◆ Problem details: Format the lines below as a numbered list, leaving out any blank lines and the pictures.

◆ Stored records:
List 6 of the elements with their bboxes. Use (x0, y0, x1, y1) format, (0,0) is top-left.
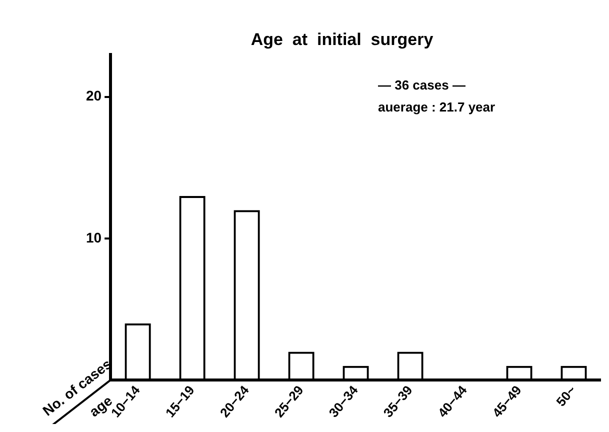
x-tick-label: 50~ (553, 382, 580, 410)
chart-title: Age at initial surgery (250, 30, 434, 49)
y-tick-label: 10 (86, 229, 102, 246)
annotation: auerage : 21.7 year (378, 100, 496, 115)
annotation: — 36 cases — (378, 78, 466, 93)
y-tick-label: 20 (86, 88, 102, 104)
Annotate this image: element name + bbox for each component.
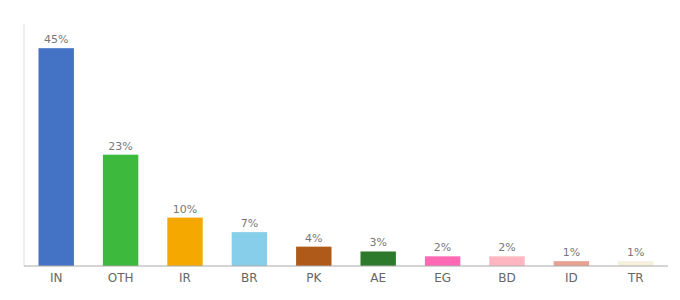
x-tick-label: EG: [434, 271, 451, 285]
bar: [232, 232, 267, 266]
bar: [618, 261, 653, 266]
x-tick-label: BR: [241, 271, 258, 285]
bar: [360, 251, 395, 266]
bar: [554, 261, 589, 266]
bar: [38, 48, 73, 266]
data-label: 23%: [108, 140, 132, 153]
x-tick-label: BD: [498, 271, 515, 285]
data-label: 45%: [44, 33, 68, 46]
bar: [425, 256, 460, 266]
data-label: 10%: [173, 203, 197, 216]
x-tick-label: AE: [370, 271, 386, 285]
y-axis-line: [24, 24, 25, 266]
data-label: 2%: [498, 241, 515, 254]
x-tick-label: IN: [50, 271, 63, 285]
x-tick-label: IR: [179, 271, 191, 285]
x-tick-label: ID: [565, 271, 578, 285]
bar: [103, 155, 138, 266]
bar: [296, 247, 331, 266]
bars: [38, 48, 653, 266]
chart-container: IN OTH IR BR PK AE EG BD ID TR 45% 23% 10% 7% 4% 3% 2% 2%…: [0, 0, 680, 300]
bar: [489, 256, 524, 266]
x-axis-line: [24, 266, 668, 267]
data-label: 4%: [305, 232, 322, 245]
data-label: 1%: [563, 246, 580, 259]
x-tick-label: OTH: [108, 271, 134, 285]
chart: IN OTH IR BR PK AE EG BD ID TR 45% 23% 10% 7% 4% 3% 2% 2%…: [0, 0, 680, 300]
x-tick-label: PK: [306, 271, 322, 285]
x-tick-label: TR: [627, 271, 644, 285]
data-label: 3%: [369, 236, 386, 249]
bar: [167, 218, 202, 266]
data-label: 7%: [241, 217, 258, 230]
data-label: 1%: [627, 246, 644, 259]
data-label: 2%: [434, 241, 451, 254]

◆ Result for this task:
1. List 6 of the elements with their bboxes. Use (x0, y0, x1, y1) format, (0,0) is top-left.
2. x-tick-label: 50~ (553, 382, 580, 410)
3. chart-title: Age at initial surgery (250, 30, 434, 49)
4. y-tick-label: 10 (86, 229, 102, 246)
5. annotation: auerage : 21.7 year (378, 100, 496, 115)
6. annotation: — 36 cases — (378, 78, 466, 93)
7. y-tick-label: 20 (86, 88, 102, 104)
8. Annotate this image: element name + bbox for each component.
9. x-tick-label: EG: [434, 271, 451, 285]
10. bar: [232, 232, 267, 266]
11. bar: [618, 261, 653, 266]
12. x-tick-label: BR: [241, 271, 258, 285]
13. bar: [360, 251, 395, 266]
14. bar: [554, 261, 589, 266]
15. bar: [38, 48, 73, 266]
16. data-label: 23%: [108, 140, 132, 153]
17. x-tick-label: BD: [498, 271, 515, 285]
18. data-label: 45%: [44, 33, 68, 46]
19. bar: [425, 256, 460, 266]
20. data-label: 10%: [173, 203, 197, 216]
21. x-tick-label: AE: [370, 271, 386, 285]
22. y-axis-line: [24, 24, 25, 266]
23. data-label: 2%: [498, 241, 515, 254]
24. x-tick-label: IN: [50, 271, 63, 285]
25. x-tick-label: IR: [179, 271, 191, 285]
26. x-tick-label: ID: [565, 271, 578, 285]
27. bar: [103, 155, 138, 266]
28. bar: [296, 247, 331, 266]
29. bars: [38, 48, 653, 266]
30. chart-container: IN OTH IR BR PK AE EG BD ID TR 45% 23% 10% 7% 4% 3% 2% 2%…: [0, 0, 680, 300]
31. bar: [489, 256, 524, 266]
32. x-axis-line: [24, 266, 668, 267]
33. data-label: 4%: [305, 232, 322, 245]
34. data-label: 1%: [563, 246, 580, 259]
35. x-tick-label: OTH: [108, 271, 134, 285]
36. chart: IN OTH IR BR PK AE EG BD ID TR 45% 23% 10% 7% 4% 3% 2% 2%…: [0, 0, 680, 300]
37. x-tick-label: PK: [306, 271, 322, 285]
38. x-tick-label: TR: [627, 271, 644, 285]
39. data-label: 3%: [369, 236, 386, 249]
40. bar: [167, 218, 202, 266]
41. data-label: 7%: [241, 217, 258, 230]
42. data-label: 1%: [627, 246, 644, 259]
43. data-label: 2%: [434, 241, 451, 254]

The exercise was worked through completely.